Task statement ->
Identify every line in the records below that contains the word "Haze", and copy each of those lines.

Extracted records ->
________________________________________

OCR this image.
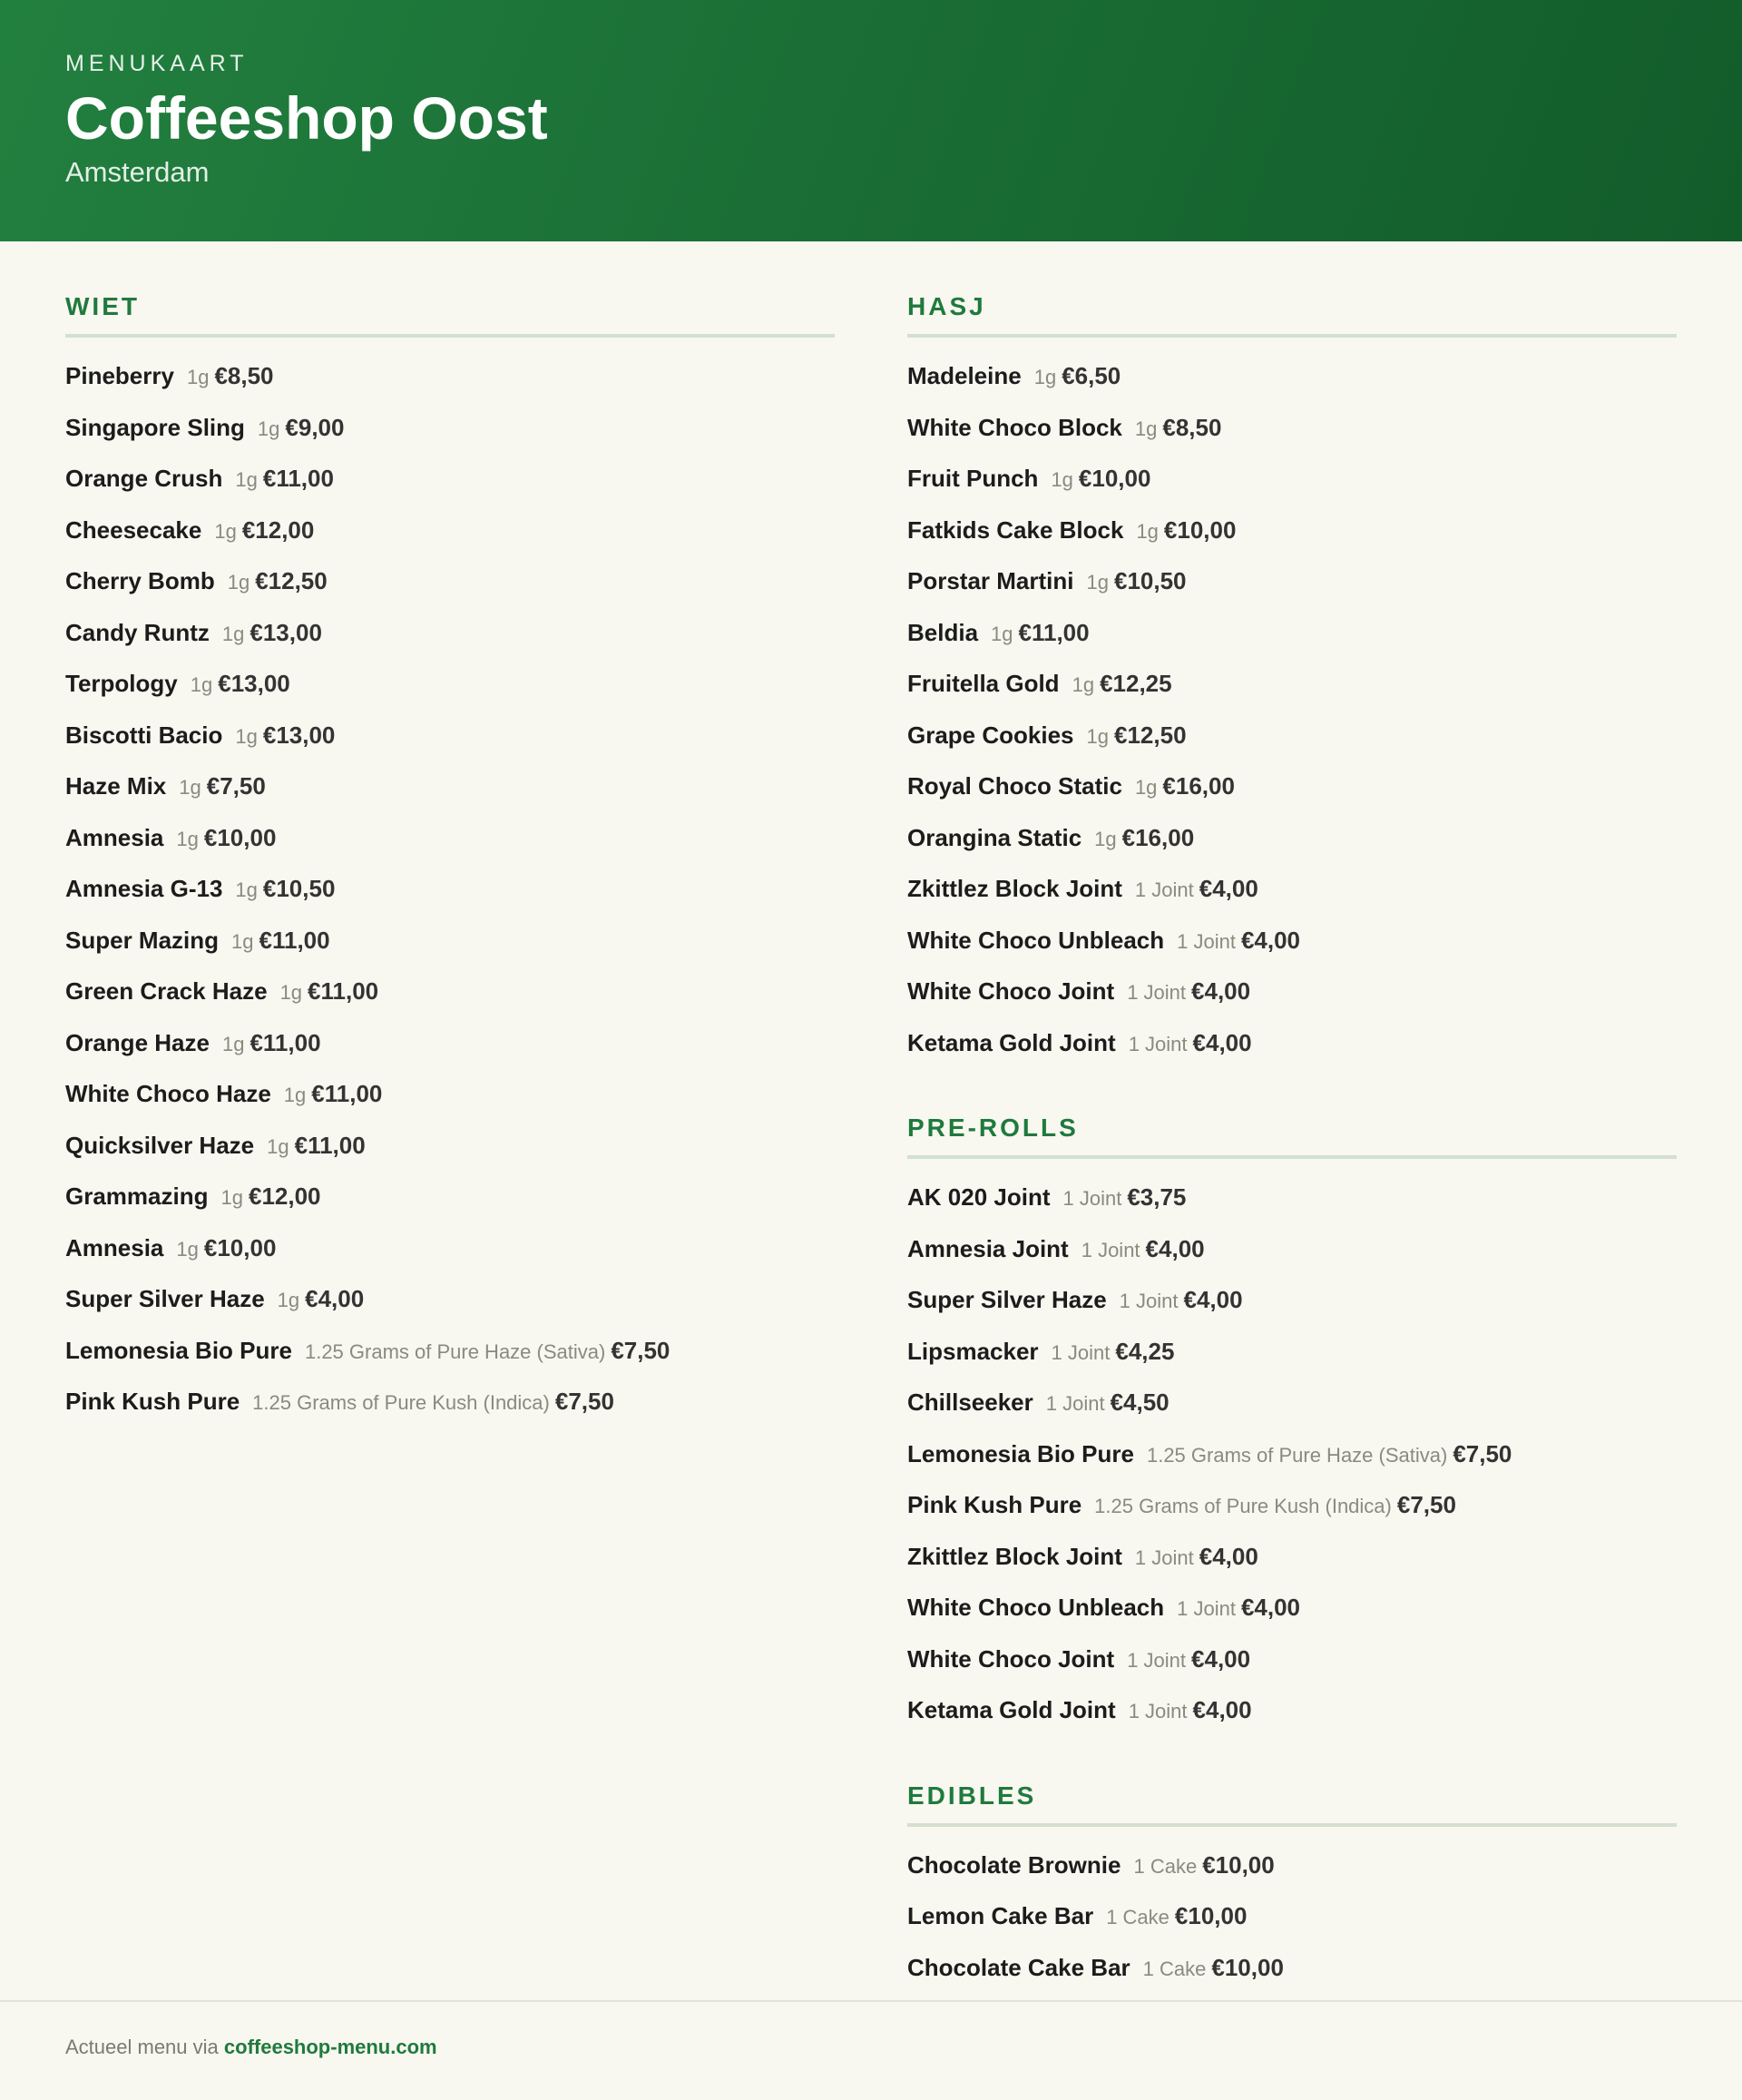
MENUKAART
Coffeeshop Oost
Amsterdam
WIET
Pineberry 1g €8,50
Singapore Sling 1g €9,00
Orange Crush 1g €11,00
Cheesecake 1g €12,00
Cherry Bomb 1g €12,50
Candy Runtz 1g €13,00
Terpology 1g €13,00
Biscotti Bacio 1g €13,00
Haze Mix 1g €7,50
Amnesia 1g €10,00
Amnesia G-13 1g €10,50
Super Mazing 1g €11,00
Green Crack Haze 1g €11,00
Orange Haze 1g €11,00
White Choco Haze 1g €11,00
Quicksilver Haze 1g €11,00
Grammazing 1g €12,00
Amnesia 1g €10,00
Super Silver Haze 1g €4,00
Lemonesia Bio Pure 1.25 Grams of Pure Haze (Sativa) €7,50
Pink Kush Pure 1.25 Grams of Pure Kush (Indica) €7,50
HASJ
Madeleine 1g €6,50
White Choco Block 1g €8,50
Fruit Punch 1g €10,00
Fatkids Cake Block 1g €10,00
Porstar Martini 1g €10,50
Beldia 1g €11,00
Fruitella Gold 1g €12,25
Grape Cookies 1g €12,50
Royal Choco Static 1g €16,00
Orangina Static 1g €16,00
Zkittlez Block Joint 1 Joint €4,00
White Choco Unbleach 1 Joint €4,00
White Choco Joint 1 Joint €4,00
Ketama Gold Joint 1 Joint €4,00
PRE-ROLLS
AK 020 Joint 1 Joint €3,75
Amnesia Joint 1 Joint €4,00
Super Silver Haze 1 Joint €4,00
Lipsmacker 1 Joint €4,25
Chillseeker 1 Joint €4,50
Lemonesia Bio Pure 1.25 Grams of Pure Haze (Sativa) €7,50
Pink Kush Pure 1.25 Grams of Pure Kush (Indica) €7,50
Zkittlez Block Joint 1 Joint €4,00
White Choco Unbleach 1 Joint €4,00
White Choco Joint 1 Joint €4,00
Ketama Gold Joint 1 Joint €4,00
EDIBLES
Chocolate Brownie 1 Cake €10,00
Lemon Cake Bar 1 Cake €10,00
Chocolate Cake Bar 1 Cake €10,00
Actueel menu via coffeeshop-menu.com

________________________________________

Answer to this task ->
Haze Mix 1g €7,50
Green Crack Haze 1g €11,00
Orange Haze 1g €11,00
White Choco Haze 1g €11,00
Quicksilver Haze 1g €11,00
Super Silver Haze 1g €4,00
Lemonesia Bio Pure 1.25 Grams of Pure Haze (Sativa) €7,50
Super Silver Haze 1 Joint €4,00
Lemonesia Bio Pure 1.25 Grams of Pure Haze (Sativa) €7,50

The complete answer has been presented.